===== Input for this task =====

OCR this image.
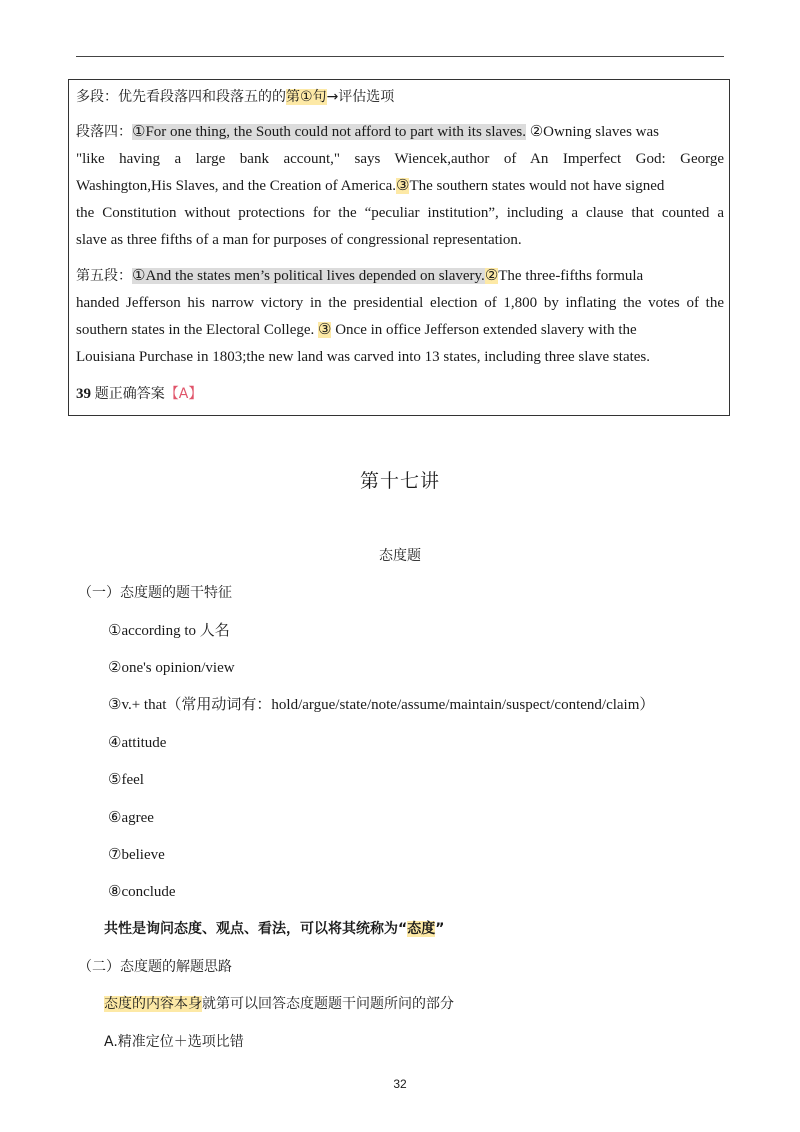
多段：优先看段落四和段落五的的第①句→评估选项
段落四：①For one thing, the South could not afford to part with its slaves. ②Owning slaves was
"like having a large bank account," says Wiencek,author of An Imperfect God: George
Washington,His Slaves, and the Creation of America.③The southern states would not have signed
the Constitution without protections for the “peculiar institution”, including a clause that counted a
slave as three fifths of a man for purposes of congressional representation.
第五段：①And the states men’s political lives depended on slavery.②The three-fifths formula
handed Jefferson his narrow victory in the presidential election of 1,800 by inflating the votes of the
southern states in the Electoral College. ③ Once in office Jefferson extended slavery with the
Louisiana Purchase in 1803;the new land was carved into 13 states, including three slave states.
39 题正确答案【A】
第十七讲
态度题
（一）态度题的题干特征
①according to 人名
②one's opinion/view
③v.+ that（常用动词有：hold/argue/state/note/assume/maintain/suspect/contend/claim）
④attitude
⑤feel
⑥agree
⑦believe
⑧conclude
共性是询问态度、观点、看法，可以将其统称为“态度”
（二）态度题的解题思路
态度的内容本身就第可以回答态度题题干问题所问的部分
A.精准定位＋选项比错
32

=====

→ **Stated task**:
Copy out each line of the entries that holds "slavery".

→ **Task answer**:
第五段：①And the states men’s political lives depended on slavery.②The three-fifths formula
southern states in the Electoral College. ③ Once in office Jefferson extended slavery with the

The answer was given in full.